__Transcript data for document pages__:
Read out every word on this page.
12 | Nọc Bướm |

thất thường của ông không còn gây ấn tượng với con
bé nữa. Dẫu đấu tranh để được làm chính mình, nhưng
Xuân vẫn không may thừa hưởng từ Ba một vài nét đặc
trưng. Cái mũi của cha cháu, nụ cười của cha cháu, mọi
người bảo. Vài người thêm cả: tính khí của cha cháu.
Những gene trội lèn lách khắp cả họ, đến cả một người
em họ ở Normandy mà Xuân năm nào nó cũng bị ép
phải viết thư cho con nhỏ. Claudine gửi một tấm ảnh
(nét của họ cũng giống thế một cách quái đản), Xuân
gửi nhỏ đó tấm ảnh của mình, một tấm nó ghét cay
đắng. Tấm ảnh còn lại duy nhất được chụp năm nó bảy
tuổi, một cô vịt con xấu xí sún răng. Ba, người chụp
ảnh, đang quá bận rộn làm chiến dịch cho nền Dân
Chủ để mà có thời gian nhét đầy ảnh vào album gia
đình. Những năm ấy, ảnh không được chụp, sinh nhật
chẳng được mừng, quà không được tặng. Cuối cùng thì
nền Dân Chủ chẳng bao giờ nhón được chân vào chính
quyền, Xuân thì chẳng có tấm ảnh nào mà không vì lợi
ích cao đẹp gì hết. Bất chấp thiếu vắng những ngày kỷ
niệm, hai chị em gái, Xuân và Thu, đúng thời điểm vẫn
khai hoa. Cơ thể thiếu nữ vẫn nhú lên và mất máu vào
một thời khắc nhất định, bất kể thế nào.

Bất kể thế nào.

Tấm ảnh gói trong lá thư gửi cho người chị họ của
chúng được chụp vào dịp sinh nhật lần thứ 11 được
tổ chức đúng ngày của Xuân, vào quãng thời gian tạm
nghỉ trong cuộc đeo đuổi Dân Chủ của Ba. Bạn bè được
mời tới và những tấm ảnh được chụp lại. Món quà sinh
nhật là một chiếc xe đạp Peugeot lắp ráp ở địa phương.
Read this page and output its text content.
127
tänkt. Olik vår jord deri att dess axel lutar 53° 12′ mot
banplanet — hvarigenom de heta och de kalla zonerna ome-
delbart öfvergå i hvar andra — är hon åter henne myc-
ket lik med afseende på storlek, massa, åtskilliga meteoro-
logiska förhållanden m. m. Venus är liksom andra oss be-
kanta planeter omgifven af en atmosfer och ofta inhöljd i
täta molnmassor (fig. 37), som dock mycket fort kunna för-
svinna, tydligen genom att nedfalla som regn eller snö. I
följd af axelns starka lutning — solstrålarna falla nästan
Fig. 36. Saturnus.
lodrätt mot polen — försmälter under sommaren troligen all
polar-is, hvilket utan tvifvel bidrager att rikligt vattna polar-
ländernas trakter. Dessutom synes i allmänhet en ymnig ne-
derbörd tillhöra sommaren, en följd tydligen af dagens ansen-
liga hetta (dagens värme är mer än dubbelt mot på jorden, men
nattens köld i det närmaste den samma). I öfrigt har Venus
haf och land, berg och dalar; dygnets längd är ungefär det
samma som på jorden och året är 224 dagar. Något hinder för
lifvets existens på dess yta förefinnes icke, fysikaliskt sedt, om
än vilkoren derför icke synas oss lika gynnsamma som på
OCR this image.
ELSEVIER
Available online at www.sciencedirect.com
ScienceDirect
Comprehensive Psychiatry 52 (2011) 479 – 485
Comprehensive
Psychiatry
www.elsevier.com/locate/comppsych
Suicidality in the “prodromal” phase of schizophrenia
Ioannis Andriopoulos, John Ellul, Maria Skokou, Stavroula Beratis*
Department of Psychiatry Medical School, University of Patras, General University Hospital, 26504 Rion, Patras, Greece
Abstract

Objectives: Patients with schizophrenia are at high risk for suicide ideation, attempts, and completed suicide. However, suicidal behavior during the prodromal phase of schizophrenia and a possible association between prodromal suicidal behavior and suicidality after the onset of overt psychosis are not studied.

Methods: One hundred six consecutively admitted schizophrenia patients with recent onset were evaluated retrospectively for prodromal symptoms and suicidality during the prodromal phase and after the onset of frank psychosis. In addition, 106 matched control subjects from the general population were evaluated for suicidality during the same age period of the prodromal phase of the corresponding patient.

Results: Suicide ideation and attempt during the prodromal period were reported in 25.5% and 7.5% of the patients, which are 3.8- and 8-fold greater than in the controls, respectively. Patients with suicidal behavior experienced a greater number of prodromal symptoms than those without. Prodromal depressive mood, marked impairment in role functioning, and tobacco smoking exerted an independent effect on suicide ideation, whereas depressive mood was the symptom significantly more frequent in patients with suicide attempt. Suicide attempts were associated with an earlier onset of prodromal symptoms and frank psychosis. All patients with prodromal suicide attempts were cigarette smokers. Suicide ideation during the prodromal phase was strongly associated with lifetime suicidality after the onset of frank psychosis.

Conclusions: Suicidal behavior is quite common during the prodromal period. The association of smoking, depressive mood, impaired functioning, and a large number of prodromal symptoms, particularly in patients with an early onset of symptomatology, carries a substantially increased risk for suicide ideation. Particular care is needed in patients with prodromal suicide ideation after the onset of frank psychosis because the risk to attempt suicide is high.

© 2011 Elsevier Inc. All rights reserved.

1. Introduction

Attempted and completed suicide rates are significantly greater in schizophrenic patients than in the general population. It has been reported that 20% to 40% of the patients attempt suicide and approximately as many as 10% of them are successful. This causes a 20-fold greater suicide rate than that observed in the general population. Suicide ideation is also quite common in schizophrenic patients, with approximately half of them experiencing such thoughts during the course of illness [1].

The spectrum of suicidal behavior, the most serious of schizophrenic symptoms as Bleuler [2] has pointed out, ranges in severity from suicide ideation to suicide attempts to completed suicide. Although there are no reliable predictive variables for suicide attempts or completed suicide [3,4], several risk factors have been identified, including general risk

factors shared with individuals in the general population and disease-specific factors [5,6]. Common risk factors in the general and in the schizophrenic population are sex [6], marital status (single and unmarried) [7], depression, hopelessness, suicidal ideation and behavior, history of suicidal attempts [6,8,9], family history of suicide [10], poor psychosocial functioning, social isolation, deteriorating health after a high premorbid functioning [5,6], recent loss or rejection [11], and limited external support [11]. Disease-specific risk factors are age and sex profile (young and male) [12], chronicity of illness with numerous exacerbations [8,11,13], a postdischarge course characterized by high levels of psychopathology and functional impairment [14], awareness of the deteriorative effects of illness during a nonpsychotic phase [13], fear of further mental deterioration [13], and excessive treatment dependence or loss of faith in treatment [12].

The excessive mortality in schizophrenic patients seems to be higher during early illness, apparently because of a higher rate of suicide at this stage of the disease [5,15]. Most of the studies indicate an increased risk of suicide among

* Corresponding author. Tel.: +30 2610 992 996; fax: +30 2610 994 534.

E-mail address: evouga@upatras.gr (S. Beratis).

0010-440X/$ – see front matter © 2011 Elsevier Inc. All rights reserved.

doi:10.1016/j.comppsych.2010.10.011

__What you should do__: Determine the number of lines in the data above that hold "reserved", and reply with that number alone.

__Finished task__: 2